§ **Exercise requirements**
Show every line of the data that includes the word "Paige".

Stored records
= Beginning of Section =
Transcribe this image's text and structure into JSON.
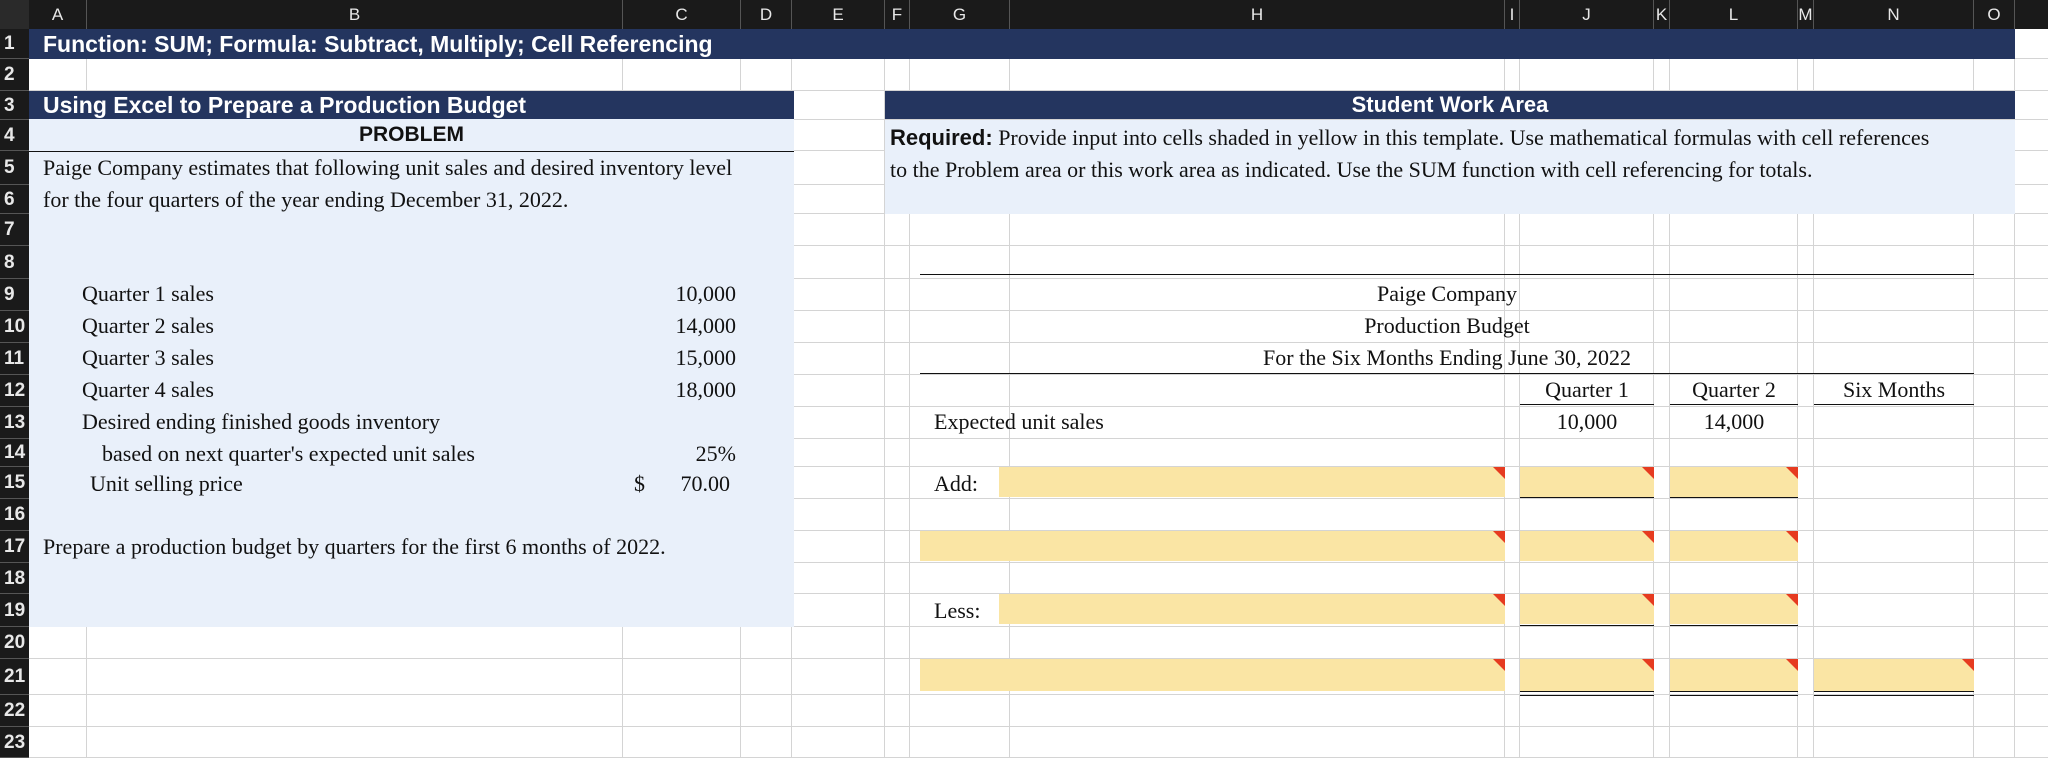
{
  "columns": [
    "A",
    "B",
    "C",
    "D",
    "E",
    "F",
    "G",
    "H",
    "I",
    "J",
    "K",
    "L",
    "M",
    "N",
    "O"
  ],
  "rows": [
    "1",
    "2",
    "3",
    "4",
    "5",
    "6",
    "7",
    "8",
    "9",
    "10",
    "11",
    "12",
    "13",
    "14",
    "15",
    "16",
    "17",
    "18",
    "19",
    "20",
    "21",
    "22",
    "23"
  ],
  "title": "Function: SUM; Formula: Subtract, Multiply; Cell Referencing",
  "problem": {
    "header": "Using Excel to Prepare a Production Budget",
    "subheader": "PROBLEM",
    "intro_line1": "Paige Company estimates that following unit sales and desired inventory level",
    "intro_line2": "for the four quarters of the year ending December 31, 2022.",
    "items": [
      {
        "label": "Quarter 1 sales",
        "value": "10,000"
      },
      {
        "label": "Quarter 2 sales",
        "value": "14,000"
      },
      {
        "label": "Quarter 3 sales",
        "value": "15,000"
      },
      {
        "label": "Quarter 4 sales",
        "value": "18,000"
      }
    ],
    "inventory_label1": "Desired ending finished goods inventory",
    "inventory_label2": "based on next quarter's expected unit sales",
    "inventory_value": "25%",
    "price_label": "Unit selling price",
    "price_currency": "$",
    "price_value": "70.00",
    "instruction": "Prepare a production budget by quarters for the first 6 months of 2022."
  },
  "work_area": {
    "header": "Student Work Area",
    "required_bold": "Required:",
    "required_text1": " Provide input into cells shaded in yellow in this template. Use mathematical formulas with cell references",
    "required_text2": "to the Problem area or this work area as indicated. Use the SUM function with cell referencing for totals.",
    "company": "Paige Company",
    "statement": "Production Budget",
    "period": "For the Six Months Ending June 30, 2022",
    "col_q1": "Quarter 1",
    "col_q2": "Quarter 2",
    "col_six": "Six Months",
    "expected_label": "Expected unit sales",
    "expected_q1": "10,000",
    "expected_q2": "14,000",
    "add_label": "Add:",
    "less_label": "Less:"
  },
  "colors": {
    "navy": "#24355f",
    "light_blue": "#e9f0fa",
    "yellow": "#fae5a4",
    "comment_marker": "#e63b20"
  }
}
= End of Section =
= Beginning of Section =
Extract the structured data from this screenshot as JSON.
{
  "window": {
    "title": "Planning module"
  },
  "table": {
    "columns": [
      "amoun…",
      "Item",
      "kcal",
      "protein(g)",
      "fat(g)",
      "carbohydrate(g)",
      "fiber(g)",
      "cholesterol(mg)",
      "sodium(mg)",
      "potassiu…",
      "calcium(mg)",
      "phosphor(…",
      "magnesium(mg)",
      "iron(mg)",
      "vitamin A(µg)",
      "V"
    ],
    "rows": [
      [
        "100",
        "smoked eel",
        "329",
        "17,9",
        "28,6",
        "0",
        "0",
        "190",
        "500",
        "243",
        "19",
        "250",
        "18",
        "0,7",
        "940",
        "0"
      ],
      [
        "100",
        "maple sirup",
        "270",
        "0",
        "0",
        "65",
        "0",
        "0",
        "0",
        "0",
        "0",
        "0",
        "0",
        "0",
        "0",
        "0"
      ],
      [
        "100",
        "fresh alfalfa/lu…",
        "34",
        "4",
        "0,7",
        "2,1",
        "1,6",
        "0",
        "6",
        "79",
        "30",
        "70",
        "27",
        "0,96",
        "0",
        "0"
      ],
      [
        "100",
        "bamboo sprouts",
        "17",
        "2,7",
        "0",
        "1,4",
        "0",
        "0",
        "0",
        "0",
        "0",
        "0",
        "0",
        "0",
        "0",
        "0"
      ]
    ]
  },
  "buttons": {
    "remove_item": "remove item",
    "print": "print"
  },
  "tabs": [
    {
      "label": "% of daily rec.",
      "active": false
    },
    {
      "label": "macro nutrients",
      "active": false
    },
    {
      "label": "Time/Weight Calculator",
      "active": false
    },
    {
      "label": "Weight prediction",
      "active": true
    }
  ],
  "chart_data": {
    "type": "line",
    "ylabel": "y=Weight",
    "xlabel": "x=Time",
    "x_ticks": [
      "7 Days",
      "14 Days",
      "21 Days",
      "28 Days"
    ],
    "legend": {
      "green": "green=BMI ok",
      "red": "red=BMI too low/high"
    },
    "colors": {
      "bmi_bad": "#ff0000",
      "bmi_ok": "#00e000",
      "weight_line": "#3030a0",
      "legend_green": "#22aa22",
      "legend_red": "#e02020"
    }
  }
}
= End of Section =
§ **Exercise output**
    "intro_line1": "Paige Company estimates that following unit sales and desired inventory level",
    "company": "Paige Company",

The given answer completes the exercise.